What is needed: If an entry holds an image, leave that image out and transcribe everything else exactly.

━━━━━━━━━━━━━━━━

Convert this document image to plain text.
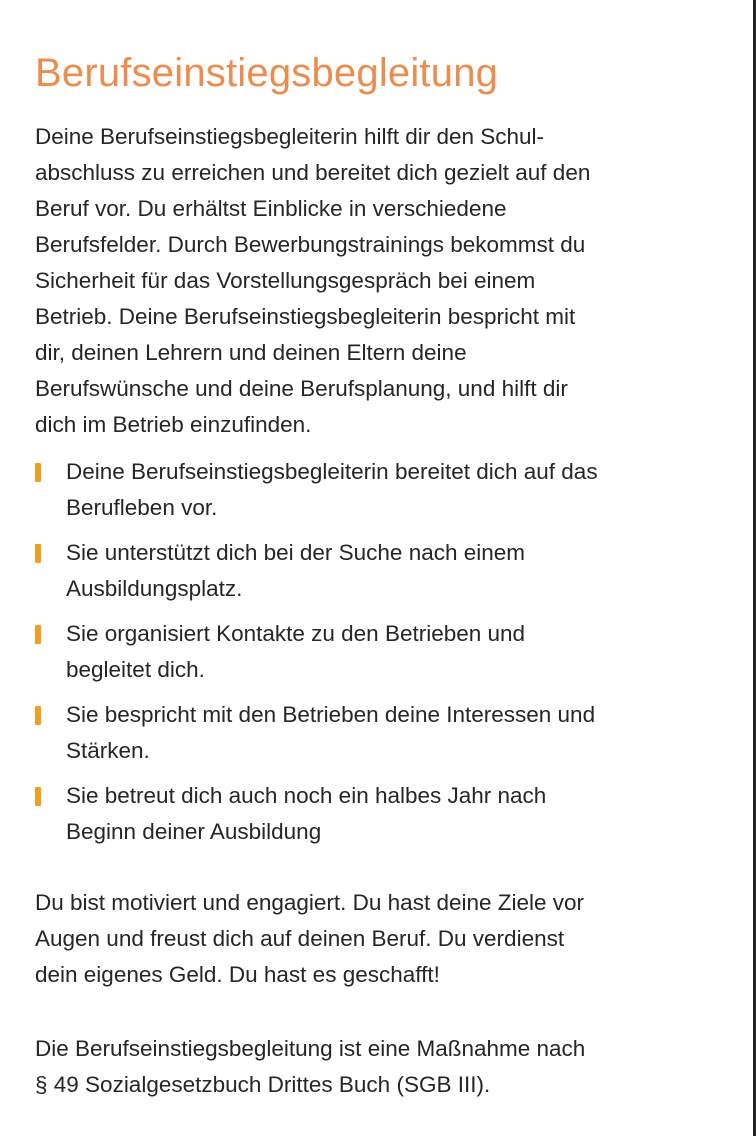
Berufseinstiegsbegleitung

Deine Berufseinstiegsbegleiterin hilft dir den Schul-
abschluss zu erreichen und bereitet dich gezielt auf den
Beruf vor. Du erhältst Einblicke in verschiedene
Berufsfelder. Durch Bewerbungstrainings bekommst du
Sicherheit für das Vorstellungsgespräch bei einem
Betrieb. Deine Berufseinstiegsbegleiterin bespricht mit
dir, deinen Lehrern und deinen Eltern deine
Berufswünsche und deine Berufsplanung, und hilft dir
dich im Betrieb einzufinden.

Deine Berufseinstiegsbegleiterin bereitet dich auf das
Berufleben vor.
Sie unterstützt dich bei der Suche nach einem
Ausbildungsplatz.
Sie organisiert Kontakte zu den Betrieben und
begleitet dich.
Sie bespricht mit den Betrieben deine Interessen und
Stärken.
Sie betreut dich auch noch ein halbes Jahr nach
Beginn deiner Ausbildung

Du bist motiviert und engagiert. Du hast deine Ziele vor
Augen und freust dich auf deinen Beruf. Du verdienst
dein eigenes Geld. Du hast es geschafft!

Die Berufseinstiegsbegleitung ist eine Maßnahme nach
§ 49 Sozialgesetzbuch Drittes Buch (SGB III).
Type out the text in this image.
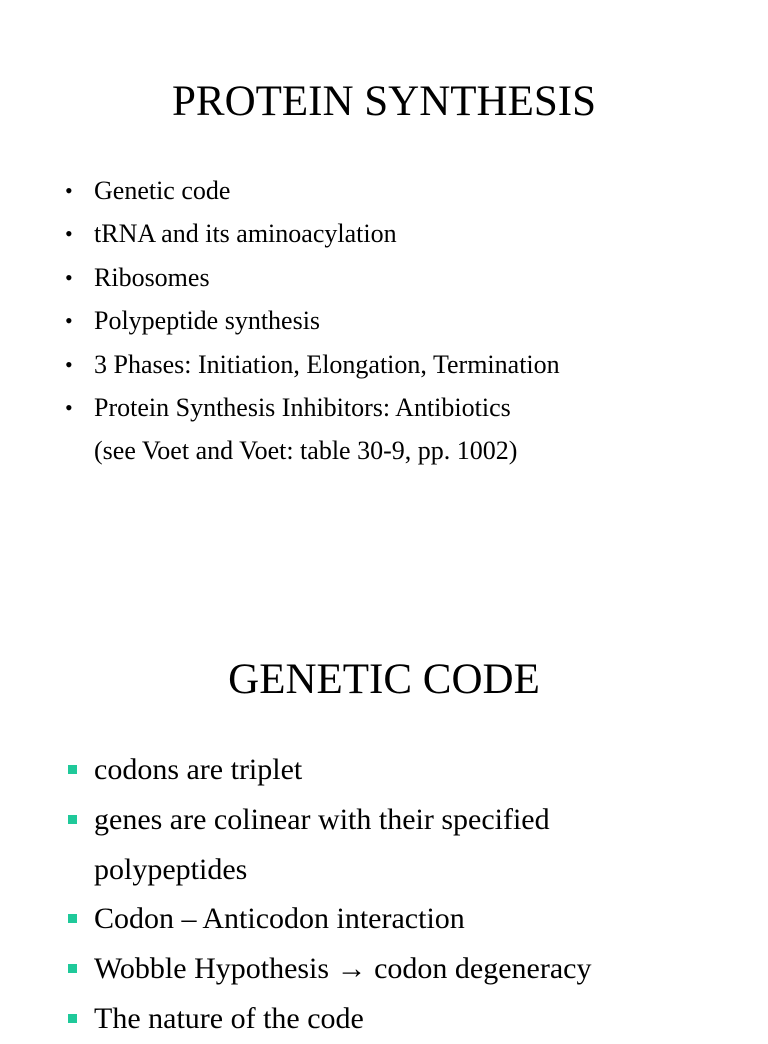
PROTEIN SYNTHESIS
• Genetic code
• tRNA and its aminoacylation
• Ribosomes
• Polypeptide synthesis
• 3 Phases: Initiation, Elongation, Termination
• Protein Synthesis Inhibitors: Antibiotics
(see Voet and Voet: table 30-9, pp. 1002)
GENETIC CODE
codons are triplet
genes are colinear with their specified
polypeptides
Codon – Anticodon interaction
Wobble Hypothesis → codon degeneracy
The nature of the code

━━━━━━━━━━━━━━━━

Response box:
Convert this document image to plain text.
Berufseinstiegsbegleitung

Deine Berufseinstiegsbegleiterin hilft dir den Schul-
abschluss zu erreichen und bereitet dich gezielt auf den
Beruf vor. Du erhältst Einblicke in verschiedene
Berufsfelder. Durch Bewerbungstrainings bekommst du
Sicherheit für das Vorstellungsgespräch bei einem
Betrieb. Deine Berufseinstiegsbegleiterin bespricht mit
dir, deinen Lehrern und deinen Eltern deine
Berufswünsche und deine Berufsplanung, und hilft dir
dich im Betrieb einzufinden.

Deine Berufseinstiegsbegleiterin bereitet dich auf das
Berufleben vor.
Sie unterstützt dich bei der Suche nach einem
Ausbildungsplatz.
Sie organisiert Kontakte zu den Betrieben und
begleitet dich.
Sie bespricht mit den Betrieben deine Interessen und
Stärken.
Sie betreut dich auch noch ein halbes Jahr nach
Beginn deiner Ausbildung

Du bist motiviert und engagiert. Du hast deine Ziele vor
Augen und freust dich auf deinen Beruf. Du verdienst
dein eigenes Geld. Du hast es geschafft!

Die Berufseinstiegsbegleitung ist eine Maßnahme nach
§ 49 Sozialgesetzbuch Drittes Buch (SGB III).
Type out the text in this image.
PROTEIN SYNTHESIS
• Genetic code
• tRNA and its aminoacylation
• Ribosomes
• Polypeptide synthesis
• 3 Phases: Initiation, Elongation, Termination
• Protein Synthesis Inhibitors: Antibiotics
(see Voet and Voet: table 30-9, pp. 1002)
GENETIC CODE
codons are triplet
genes are colinear with their specified
polypeptides
Codon – Anticodon interaction
Wobble Hypothesis → codon degeneracy
The nature of the code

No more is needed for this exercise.